## WORK TO COMPLETE
Show each line from the listing that includes the word "this".

----------

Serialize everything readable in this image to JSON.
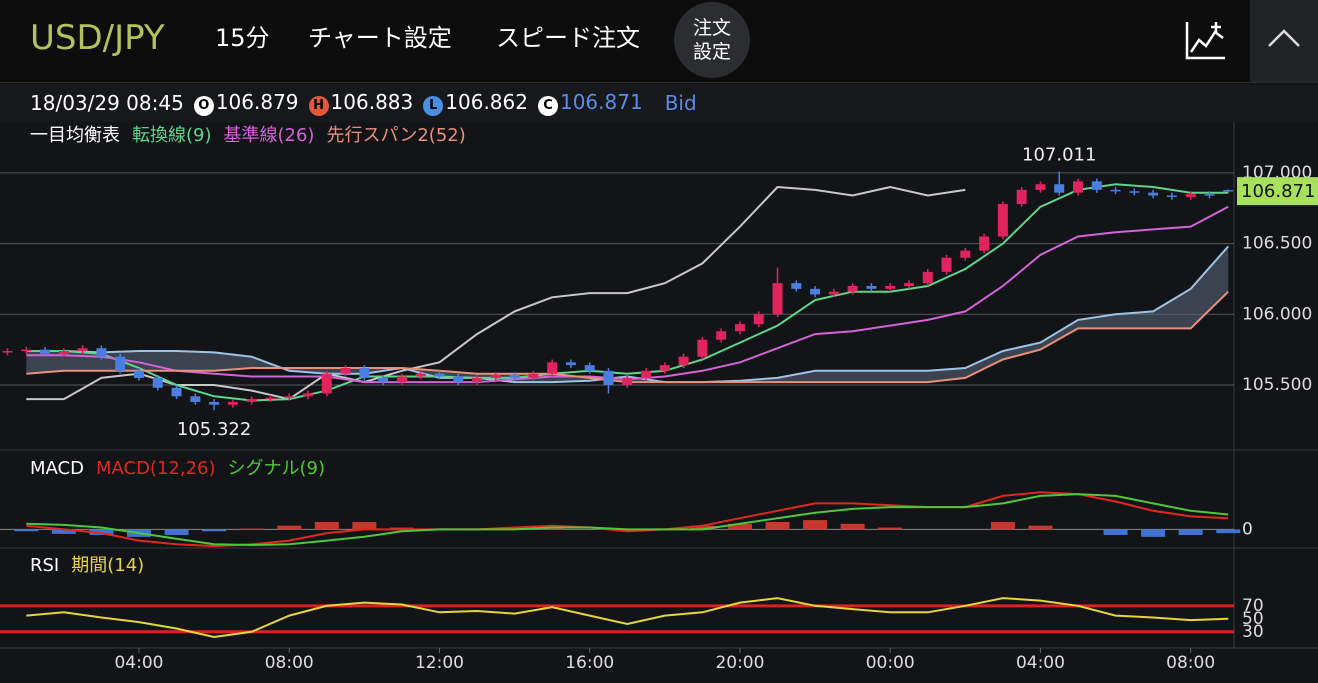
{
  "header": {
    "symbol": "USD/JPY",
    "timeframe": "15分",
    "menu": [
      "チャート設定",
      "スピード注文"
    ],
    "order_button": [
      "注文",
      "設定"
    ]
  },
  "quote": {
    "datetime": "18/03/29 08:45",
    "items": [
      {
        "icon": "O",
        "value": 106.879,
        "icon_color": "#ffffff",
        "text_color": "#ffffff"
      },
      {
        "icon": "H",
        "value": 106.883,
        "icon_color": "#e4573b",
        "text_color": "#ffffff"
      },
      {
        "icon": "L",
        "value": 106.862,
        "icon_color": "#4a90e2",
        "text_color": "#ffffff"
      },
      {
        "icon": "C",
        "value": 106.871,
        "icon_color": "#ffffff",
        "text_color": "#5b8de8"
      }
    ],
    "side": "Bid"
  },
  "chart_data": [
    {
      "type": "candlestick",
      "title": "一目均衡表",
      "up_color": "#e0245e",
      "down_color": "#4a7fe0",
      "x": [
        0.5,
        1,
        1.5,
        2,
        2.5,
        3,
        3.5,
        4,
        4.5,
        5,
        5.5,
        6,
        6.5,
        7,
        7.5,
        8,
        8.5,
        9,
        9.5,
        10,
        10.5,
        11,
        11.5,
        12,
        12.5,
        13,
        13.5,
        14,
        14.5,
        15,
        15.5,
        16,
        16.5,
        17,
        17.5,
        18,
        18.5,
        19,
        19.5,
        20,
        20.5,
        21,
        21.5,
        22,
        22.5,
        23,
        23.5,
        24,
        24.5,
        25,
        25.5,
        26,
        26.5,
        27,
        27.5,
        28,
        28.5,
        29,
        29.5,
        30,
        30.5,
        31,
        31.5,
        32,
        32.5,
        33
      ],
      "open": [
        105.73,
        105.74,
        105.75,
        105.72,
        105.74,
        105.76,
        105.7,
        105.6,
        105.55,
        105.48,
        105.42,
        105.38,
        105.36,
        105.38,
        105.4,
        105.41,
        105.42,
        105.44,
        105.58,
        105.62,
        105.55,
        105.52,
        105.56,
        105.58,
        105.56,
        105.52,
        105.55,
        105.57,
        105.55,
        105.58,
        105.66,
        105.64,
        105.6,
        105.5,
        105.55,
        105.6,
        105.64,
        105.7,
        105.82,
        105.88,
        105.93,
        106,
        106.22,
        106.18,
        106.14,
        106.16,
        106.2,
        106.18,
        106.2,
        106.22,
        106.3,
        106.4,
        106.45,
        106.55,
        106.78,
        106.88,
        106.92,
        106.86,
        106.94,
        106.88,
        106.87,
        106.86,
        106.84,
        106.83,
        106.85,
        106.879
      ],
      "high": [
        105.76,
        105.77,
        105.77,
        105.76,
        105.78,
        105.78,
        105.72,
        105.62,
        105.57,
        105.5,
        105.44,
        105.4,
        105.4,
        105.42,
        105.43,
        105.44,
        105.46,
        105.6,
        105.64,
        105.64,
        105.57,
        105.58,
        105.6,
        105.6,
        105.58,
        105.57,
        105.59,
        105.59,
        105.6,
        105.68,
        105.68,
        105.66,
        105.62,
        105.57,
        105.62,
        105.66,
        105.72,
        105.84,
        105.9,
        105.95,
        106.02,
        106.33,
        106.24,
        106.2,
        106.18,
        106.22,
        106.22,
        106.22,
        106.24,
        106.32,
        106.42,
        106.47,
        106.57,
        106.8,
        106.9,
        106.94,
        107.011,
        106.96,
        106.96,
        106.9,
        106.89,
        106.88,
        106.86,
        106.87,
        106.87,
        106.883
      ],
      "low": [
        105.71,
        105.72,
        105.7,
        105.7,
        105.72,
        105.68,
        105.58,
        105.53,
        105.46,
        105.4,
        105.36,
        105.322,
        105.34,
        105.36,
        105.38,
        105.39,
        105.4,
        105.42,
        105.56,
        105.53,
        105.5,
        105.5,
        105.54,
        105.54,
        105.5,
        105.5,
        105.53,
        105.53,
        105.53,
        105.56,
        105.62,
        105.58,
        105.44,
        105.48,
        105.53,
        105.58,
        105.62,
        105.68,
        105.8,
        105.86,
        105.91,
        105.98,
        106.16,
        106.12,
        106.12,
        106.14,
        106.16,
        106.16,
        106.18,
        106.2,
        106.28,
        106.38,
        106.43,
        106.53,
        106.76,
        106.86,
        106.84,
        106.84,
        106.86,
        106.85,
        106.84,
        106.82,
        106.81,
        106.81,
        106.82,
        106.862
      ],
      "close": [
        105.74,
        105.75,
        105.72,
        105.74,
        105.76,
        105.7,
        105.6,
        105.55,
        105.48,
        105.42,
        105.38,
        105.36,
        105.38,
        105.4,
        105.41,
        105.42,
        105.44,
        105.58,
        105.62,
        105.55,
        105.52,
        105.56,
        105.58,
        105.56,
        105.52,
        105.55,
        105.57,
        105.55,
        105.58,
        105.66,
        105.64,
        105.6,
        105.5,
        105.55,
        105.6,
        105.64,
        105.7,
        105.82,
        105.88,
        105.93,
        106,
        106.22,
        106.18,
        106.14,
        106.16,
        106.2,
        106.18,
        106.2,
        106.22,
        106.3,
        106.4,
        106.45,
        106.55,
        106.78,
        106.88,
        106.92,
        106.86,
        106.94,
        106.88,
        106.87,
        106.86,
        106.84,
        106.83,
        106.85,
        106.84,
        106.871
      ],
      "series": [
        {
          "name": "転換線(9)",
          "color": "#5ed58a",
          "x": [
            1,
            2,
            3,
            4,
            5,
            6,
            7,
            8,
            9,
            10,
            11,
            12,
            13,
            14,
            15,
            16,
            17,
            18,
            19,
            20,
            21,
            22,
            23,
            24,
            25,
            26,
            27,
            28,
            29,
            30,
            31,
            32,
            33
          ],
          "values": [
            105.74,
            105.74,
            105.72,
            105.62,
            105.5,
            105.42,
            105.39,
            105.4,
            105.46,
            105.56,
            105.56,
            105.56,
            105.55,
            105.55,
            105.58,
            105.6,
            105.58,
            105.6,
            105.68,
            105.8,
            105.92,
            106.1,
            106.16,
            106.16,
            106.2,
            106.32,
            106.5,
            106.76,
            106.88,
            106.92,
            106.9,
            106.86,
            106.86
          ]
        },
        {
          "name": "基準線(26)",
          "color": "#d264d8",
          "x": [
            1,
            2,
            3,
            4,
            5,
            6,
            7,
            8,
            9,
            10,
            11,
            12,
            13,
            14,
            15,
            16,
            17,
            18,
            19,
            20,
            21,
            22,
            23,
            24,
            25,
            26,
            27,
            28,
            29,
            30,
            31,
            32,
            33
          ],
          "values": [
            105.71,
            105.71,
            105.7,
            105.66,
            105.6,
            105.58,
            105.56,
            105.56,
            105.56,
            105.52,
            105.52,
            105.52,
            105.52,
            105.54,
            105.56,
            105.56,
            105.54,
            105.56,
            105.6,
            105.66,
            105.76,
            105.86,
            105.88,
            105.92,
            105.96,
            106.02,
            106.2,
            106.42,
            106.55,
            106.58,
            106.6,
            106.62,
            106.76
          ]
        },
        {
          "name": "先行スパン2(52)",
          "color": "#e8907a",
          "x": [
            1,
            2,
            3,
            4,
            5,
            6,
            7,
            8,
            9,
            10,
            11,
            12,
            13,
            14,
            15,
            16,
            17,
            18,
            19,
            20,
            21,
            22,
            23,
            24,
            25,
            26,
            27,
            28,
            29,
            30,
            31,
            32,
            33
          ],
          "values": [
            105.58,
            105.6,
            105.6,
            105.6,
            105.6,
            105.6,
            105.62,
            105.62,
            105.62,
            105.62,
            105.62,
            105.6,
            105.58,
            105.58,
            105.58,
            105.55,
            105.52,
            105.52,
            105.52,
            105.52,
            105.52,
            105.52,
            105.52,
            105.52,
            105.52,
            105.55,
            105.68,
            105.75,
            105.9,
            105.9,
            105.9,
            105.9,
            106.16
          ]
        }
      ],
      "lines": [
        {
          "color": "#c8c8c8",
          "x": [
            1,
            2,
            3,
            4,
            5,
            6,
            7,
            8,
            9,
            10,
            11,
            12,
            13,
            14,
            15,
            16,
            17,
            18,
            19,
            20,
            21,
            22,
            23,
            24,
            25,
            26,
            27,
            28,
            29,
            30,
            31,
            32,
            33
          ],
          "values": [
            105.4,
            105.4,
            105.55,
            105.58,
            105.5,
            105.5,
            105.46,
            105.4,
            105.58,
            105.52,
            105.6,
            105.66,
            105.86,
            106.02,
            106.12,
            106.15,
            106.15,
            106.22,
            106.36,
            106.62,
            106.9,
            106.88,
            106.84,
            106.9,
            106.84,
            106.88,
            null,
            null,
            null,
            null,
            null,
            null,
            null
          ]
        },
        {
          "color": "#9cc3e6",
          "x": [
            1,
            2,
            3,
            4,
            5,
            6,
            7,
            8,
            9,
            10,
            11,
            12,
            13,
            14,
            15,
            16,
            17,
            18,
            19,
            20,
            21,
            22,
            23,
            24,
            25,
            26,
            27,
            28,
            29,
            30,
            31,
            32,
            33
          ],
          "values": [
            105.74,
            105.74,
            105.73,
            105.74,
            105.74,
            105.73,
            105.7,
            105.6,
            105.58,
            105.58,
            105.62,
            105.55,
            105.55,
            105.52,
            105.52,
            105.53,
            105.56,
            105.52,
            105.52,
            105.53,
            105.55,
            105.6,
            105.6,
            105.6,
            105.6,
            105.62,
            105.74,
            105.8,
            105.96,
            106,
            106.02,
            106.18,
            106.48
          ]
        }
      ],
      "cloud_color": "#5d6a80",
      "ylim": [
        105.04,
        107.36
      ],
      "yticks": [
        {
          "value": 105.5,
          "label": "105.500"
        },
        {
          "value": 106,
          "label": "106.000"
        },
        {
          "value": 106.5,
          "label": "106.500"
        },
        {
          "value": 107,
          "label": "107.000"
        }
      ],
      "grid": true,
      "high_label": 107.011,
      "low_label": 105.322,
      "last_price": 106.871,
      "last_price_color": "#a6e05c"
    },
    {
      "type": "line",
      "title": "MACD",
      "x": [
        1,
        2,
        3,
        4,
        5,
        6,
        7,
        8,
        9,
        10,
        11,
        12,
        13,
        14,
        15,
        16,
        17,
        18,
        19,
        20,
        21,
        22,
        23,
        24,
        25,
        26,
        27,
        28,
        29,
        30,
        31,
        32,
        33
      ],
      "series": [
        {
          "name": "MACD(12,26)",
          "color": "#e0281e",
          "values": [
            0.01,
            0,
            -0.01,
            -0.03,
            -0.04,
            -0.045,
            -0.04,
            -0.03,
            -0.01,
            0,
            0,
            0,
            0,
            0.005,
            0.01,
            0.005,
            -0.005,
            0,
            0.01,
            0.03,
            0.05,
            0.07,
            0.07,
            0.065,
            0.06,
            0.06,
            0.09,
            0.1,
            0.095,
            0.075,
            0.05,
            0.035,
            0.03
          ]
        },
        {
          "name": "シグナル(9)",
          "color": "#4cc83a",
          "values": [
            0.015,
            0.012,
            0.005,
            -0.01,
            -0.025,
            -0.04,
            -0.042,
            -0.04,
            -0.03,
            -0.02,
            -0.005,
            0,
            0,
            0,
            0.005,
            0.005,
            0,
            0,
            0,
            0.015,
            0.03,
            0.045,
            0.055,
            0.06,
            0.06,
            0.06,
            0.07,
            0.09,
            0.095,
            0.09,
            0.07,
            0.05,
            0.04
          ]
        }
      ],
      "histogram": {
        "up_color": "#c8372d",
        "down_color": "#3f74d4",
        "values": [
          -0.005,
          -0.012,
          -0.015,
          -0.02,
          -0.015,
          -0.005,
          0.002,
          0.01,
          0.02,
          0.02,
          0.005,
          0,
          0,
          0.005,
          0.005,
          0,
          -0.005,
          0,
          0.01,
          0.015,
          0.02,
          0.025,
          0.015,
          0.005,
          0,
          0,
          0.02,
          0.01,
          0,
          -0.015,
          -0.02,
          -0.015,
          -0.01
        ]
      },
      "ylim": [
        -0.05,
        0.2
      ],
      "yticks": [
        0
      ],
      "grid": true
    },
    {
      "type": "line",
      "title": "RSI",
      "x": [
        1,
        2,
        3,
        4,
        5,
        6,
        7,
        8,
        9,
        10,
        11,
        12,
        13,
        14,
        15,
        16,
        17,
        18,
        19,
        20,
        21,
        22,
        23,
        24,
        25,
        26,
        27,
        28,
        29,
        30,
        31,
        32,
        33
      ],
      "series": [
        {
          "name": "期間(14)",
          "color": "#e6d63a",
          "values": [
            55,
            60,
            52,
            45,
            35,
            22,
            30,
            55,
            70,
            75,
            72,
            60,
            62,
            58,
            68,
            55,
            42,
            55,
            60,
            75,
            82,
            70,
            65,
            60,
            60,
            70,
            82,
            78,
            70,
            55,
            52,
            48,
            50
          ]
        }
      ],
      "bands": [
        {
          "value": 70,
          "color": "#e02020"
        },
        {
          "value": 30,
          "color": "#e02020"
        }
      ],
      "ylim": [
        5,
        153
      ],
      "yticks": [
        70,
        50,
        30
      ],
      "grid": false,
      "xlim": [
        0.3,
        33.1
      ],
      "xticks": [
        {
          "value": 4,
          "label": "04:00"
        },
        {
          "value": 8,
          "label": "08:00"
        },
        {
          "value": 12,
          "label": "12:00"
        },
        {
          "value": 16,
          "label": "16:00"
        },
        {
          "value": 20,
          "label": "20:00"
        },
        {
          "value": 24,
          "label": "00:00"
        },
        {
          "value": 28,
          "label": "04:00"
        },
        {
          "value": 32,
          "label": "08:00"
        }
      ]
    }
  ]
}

----------

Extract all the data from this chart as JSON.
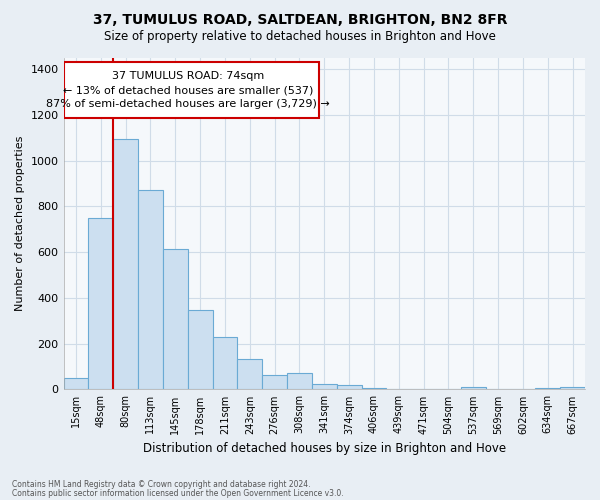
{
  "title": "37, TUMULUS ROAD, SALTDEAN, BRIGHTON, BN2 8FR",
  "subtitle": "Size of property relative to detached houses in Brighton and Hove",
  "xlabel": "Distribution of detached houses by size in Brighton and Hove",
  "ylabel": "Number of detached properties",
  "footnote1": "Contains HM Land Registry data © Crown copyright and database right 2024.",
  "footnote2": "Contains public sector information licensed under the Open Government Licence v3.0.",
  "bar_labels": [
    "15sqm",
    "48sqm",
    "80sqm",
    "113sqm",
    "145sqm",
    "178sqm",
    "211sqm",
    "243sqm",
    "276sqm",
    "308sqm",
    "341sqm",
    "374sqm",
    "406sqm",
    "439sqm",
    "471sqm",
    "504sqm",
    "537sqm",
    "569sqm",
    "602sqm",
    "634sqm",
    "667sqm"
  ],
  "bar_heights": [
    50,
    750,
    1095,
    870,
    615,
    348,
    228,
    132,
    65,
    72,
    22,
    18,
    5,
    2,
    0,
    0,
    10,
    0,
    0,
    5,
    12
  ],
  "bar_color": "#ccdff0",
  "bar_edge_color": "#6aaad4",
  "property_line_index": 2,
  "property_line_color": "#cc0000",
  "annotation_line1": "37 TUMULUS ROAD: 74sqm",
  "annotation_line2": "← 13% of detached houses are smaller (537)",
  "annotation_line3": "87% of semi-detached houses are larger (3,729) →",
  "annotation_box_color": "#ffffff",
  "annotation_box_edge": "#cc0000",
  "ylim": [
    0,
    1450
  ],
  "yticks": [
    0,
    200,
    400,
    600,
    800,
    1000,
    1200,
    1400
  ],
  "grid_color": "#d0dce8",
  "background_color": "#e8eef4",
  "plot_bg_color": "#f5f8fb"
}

----------

## FULL ANSWER
Serialize everything readable in this image to JSON.
Extract all the data from this chart as JSON.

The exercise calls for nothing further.